_DATA FOR PROCESSING_:
——————
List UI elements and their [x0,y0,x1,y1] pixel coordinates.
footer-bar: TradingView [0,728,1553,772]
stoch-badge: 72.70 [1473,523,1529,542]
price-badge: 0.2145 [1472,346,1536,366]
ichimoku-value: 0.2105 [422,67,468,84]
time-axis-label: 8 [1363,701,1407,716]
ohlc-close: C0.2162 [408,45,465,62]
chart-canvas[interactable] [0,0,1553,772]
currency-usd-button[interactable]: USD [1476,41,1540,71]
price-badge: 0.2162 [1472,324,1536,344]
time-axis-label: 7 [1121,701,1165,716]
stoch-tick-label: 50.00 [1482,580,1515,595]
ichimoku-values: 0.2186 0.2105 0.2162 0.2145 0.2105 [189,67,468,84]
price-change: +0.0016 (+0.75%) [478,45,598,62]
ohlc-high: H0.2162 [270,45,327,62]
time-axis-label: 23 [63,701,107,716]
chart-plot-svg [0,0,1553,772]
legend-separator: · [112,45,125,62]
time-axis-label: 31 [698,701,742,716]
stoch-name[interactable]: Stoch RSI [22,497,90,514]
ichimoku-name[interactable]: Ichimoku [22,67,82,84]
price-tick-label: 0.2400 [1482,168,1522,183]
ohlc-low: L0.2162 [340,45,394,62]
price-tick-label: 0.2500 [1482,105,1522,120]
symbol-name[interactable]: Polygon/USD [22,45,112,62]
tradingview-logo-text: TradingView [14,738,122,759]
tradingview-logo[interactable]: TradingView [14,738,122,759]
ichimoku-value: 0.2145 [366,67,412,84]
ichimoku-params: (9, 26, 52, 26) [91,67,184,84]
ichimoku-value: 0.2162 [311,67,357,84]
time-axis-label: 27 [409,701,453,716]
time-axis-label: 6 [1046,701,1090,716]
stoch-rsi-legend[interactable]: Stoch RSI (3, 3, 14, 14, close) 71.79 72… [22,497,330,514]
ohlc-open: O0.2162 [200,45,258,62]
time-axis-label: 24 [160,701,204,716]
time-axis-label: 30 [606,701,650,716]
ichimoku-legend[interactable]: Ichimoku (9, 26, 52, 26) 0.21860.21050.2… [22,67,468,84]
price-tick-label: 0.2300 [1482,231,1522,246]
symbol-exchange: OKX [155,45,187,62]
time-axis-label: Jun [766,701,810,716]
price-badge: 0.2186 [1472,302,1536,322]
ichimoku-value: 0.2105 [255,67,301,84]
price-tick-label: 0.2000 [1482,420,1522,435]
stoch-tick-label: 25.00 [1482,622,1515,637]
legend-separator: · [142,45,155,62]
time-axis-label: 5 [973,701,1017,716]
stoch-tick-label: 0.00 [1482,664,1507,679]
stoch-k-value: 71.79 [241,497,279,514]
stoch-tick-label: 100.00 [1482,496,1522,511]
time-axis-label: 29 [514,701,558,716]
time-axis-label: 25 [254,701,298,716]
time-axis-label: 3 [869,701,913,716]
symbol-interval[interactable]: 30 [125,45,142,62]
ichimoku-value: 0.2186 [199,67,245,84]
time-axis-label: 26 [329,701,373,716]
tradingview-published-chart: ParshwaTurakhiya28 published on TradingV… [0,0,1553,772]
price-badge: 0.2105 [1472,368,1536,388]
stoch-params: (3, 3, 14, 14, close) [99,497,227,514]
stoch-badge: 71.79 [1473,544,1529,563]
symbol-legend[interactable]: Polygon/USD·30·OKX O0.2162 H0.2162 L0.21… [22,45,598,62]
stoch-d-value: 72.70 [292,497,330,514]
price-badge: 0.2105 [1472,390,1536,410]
——————
_INSTRUCTIONS TO FOLLOW_: How many lines in the data above contain the string "symbol"? Case counts, and the answer is the number alone.

_FULL OUTPUT_: 4